TASK DIRECTIONS: Answer with one number: the count of lines in this material that hold the word "people".

==== DATA ENTRIES

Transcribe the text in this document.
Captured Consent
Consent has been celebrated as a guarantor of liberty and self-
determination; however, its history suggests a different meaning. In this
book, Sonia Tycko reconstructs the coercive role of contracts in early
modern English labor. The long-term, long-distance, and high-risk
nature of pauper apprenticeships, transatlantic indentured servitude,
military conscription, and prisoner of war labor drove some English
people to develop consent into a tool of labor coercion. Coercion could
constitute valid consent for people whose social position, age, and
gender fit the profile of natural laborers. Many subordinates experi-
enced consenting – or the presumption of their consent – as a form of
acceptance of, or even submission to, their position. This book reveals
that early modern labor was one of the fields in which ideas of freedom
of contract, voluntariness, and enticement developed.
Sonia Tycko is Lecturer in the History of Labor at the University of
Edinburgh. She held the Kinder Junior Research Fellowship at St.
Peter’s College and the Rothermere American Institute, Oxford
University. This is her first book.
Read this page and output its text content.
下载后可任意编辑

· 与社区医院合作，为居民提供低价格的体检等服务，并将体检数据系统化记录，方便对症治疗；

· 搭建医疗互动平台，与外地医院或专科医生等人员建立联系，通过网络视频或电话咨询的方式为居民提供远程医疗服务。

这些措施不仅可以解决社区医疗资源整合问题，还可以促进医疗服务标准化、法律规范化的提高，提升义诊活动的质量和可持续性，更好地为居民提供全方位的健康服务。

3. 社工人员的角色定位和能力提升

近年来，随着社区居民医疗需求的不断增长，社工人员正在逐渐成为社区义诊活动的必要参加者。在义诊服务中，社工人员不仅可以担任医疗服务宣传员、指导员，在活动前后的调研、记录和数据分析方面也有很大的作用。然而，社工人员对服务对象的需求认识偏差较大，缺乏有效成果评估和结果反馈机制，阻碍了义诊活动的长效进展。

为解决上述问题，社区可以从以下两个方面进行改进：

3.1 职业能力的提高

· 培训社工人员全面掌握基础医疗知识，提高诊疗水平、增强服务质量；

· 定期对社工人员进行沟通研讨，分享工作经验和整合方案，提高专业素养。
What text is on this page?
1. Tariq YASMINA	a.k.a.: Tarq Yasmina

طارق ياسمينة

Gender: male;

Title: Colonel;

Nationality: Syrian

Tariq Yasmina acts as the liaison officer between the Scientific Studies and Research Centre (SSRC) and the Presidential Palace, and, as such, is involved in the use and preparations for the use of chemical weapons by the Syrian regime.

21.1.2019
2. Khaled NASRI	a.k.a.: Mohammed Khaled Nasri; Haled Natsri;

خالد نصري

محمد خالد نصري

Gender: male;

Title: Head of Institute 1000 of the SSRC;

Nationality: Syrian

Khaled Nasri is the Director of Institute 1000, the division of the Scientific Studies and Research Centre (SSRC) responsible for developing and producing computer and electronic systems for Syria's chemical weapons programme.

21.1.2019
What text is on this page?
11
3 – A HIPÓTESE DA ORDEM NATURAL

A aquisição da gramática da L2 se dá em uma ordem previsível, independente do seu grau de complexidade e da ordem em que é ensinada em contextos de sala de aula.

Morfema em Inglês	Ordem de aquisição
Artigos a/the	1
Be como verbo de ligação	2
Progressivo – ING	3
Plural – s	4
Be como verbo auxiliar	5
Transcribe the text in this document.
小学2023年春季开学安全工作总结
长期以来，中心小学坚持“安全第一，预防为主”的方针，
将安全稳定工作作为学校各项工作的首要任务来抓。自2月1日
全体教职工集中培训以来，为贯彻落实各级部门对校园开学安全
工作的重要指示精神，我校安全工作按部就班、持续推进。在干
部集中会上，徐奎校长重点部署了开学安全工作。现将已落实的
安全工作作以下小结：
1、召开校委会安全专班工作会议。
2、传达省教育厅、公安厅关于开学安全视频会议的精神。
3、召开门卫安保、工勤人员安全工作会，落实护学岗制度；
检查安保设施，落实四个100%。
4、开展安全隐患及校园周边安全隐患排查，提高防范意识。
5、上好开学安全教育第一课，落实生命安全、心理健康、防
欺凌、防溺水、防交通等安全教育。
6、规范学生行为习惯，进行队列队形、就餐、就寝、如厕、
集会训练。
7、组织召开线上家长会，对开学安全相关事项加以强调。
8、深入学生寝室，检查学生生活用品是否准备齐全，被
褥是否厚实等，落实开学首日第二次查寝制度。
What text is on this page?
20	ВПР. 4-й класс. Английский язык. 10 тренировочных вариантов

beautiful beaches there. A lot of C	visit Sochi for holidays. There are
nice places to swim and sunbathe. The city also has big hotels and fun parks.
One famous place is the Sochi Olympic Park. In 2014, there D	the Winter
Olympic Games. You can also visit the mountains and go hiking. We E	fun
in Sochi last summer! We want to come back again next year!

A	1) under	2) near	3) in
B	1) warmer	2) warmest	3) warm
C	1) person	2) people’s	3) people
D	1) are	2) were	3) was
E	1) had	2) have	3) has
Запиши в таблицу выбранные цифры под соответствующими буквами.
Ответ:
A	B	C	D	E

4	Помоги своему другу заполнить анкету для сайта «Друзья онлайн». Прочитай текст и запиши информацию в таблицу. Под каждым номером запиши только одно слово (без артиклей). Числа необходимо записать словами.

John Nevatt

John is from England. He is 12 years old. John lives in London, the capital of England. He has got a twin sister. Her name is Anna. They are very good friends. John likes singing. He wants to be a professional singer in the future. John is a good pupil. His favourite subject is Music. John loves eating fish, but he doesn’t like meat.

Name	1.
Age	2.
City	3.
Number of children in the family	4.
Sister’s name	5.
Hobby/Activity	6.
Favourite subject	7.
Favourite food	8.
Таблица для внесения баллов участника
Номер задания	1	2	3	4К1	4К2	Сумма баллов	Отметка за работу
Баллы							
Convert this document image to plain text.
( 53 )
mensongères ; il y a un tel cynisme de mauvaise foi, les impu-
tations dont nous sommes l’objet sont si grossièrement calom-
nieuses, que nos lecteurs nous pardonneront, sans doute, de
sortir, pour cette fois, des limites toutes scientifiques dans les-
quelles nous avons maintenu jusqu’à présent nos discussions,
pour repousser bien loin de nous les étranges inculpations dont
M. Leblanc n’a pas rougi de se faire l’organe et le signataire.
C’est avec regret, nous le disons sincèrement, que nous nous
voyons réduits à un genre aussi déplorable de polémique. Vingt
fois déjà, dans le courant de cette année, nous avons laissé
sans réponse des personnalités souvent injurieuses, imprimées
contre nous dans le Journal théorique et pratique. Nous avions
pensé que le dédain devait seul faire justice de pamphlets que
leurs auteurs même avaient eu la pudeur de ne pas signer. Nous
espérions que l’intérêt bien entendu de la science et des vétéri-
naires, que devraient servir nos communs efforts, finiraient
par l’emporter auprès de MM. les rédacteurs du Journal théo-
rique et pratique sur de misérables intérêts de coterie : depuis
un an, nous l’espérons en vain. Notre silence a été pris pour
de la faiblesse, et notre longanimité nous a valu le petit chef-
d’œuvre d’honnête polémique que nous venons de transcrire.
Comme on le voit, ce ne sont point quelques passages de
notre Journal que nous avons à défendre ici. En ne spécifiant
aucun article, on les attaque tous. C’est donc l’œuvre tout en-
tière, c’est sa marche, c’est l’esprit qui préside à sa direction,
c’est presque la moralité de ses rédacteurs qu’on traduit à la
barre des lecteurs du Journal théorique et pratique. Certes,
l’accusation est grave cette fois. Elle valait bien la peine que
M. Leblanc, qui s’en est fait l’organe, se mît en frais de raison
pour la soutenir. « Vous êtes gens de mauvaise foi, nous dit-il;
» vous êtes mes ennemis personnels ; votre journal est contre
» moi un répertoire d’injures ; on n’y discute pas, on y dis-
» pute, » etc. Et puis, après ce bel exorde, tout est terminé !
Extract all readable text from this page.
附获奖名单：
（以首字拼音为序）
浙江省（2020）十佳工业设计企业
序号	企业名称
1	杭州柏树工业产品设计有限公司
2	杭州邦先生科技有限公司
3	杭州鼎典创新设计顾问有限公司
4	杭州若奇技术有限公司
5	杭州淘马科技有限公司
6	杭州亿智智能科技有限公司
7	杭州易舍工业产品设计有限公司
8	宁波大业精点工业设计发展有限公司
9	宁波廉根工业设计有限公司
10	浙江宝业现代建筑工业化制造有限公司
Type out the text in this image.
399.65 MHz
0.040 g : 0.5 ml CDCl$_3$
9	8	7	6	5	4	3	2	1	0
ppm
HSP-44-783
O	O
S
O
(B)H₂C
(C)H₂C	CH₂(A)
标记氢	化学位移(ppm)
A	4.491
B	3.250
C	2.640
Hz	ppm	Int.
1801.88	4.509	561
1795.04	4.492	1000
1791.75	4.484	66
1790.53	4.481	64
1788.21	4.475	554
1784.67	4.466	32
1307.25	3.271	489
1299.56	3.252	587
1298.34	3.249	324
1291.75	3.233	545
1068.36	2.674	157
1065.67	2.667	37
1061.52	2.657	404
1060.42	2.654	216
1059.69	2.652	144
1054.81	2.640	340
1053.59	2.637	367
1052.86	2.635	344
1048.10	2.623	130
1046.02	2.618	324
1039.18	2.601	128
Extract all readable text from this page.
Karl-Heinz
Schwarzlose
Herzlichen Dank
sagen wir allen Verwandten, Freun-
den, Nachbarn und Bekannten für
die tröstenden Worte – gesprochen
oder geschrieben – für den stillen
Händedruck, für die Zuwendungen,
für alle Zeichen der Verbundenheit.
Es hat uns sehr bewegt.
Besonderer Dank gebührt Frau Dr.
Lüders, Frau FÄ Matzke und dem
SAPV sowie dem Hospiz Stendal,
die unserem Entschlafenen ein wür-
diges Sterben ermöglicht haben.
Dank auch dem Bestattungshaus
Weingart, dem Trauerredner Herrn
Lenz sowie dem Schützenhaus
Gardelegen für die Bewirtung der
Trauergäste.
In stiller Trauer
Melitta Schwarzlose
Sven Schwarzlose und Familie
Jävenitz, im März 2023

========

ANSWER BELOW: 3